* [What you have to do] Format every line of the listing below as a Markdown table with two columns, Row and Line. Number the rows and leave out any blank lines.

* [Material shown]
########

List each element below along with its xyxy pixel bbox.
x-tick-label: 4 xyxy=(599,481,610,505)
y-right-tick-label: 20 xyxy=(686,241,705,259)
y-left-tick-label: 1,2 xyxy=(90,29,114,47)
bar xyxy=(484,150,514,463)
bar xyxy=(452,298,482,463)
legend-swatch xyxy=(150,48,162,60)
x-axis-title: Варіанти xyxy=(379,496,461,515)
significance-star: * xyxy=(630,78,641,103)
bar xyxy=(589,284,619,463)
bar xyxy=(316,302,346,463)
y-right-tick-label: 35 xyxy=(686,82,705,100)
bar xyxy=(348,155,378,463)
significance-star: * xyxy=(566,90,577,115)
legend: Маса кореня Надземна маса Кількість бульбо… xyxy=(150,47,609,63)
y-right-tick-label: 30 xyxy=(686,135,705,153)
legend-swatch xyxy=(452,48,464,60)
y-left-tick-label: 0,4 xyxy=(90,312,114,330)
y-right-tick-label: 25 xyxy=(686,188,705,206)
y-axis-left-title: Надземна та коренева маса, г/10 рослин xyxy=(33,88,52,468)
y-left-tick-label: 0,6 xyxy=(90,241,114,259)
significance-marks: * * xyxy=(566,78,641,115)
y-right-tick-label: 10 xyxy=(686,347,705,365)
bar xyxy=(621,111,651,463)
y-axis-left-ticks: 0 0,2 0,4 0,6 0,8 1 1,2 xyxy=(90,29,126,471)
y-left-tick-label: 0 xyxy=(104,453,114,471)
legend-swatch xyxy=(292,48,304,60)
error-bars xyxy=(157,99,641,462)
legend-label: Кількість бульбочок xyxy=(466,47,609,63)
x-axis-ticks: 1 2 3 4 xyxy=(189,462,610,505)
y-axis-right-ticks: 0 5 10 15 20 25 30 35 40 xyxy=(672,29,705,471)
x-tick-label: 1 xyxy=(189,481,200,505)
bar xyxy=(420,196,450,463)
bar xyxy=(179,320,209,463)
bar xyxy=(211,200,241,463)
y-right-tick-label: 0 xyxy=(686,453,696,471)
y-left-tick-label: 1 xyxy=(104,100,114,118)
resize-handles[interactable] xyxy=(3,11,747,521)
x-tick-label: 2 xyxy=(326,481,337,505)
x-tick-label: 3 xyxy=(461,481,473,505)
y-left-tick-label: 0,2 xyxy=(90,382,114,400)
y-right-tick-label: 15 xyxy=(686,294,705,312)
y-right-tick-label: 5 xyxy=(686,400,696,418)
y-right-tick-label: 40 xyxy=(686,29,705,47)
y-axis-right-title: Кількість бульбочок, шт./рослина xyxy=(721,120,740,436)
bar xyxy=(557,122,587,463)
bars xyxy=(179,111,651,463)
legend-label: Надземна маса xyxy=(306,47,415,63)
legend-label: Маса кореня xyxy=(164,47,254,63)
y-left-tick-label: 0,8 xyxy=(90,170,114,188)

########

* [Response]
| Row | Line |
|---|---|
| 1 | List each element below along with its xyxy pixel bbox. |
| 2 | x-tick-label: 4 xyxy=(599,481,610,505) |
| 3 | y-right-tick-label: 20 xyxy=(686,241,705,259) |
| 4 | y-left-tick-label: 1,2 xyxy=(90,29,114,47) |
| 5 | bar xyxy=(484,150,514,463) |
| 6 | bar xyxy=(452,298,482,463) |
| 7 | legend-swatch xyxy=(150,48,162,60) |
| 8 | x-axis-title: Варіанти xyxy=(379,496,461,515) |
| 9 | significance-star: * xyxy=(630,78,641,103) |
| 10 | bar xyxy=(589,284,619,463) |
| 11 | bar xyxy=(316,302,346,463) |
| 12 | y-right-tick-label: 35 xyxy=(686,82,705,100) |
| 13 | bar xyxy=(348,155,378,463) |
| 14 | significance-star: * xyxy=(566,90,577,115) |
| 15 | legend: Маса кореня Надземна маса Кількість бульбо… xyxy=(150,47,609,63) |
| 16 | y-right-tick-label: 30 xyxy=(686,135,705,153) |
| 17 | legend-swatch xyxy=(452,48,464,60) |
| 18 | y-left-tick-label: 0,4 xyxy=(90,312,114,330) |
| 19 | y-right-tick-label: 25 xyxy=(686,188,705,206) |
| 20 | y-axis-left-title: Надземна та коренева маса, г/10 рослин xyxy=(33,88,52,468) |
| 21 | y-left-tick-label: 0,6 xyxy=(90,241,114,259) |
| 22 | significance-marks: * * xyxy=(566,78,641,115) |
| 23 | y-right-tick-label: 10 xyxy=(686,347,705,365) |
| 24 | bar xyxy=(621,111,651,463) |
| 25 | y-axis-left-ticks: 0 0,2 0,4 0,6 0,8 1 1,2 xyxy=(90,29,126,471) |
| 26 | y-left-tick-label: 0 xyxy=(104,453,114,471) |
| 27 | legend-swatch xyxy=(292,48,304,60) |
| 28 | error-bars xyxy=(157,99,641,462) |
| 29 | legend-label: Кількість бульбочок xyxy=(466,47,609,63) |
| 30 | x-axis-ticks: 1 2 3 4 xyxy=(189,462,610,505) |
| 31 | y-axis-right-ticks: 0 5 10 15 20 25 30 35 40 xyxy=(672,29,705,471) |
| 32 | x-tick-label: 1 xyxy=(189,481,200,505) |
| 33 | bar xyxy=(420,196,450,463) |
| 34 | bar xyxy=(179,320,209,463) |
| 35 | bar xyxy=(211,200,241,463) |
| 36 | y-right-tick-label: 0 xyxy=(686,453,696,471) |
| 37 | y-left-tick-label: 1 xyxy=(104,100,114,118) |
| 38 | resize-handles[interactable] xyxy=(3,11,747,521) |
| 39 | x-tick-label: 2 xyxy=(326,481,337,505) |
| 40 | x-tick-label: 3 xyxy=(461,481,473,505) |
| 41 | y-left-tick-label: 0,2 xyxy=(90,382,114,400) |
| 42 | y-right-tick-label: 15 xyxy=(686,294,705,312) |
| 43 | y-right-tick-label: 5 xyxy=(686,400,696,418) |
| 44 | y-right-tick-label: 40 xyxy=(686,29,705,47) |
| 45 | y-axis-right-title: Кількість бульбочок, шт./рослина xyxy=(721,120,740,436) |
| 46 | bar xyxy=(557,122,587,463) |
| 47 | bars xyxy=(179,111,651,463) |
| 48 | legend-label: Надземна маса xyxy=(306,47,415,63) |
| 49 | legend-label: Маса кореня xyxy=(164,47,254,63) |
| 50 | y-left-tick-label: 0,8 xyxy=(90,170,114,188) |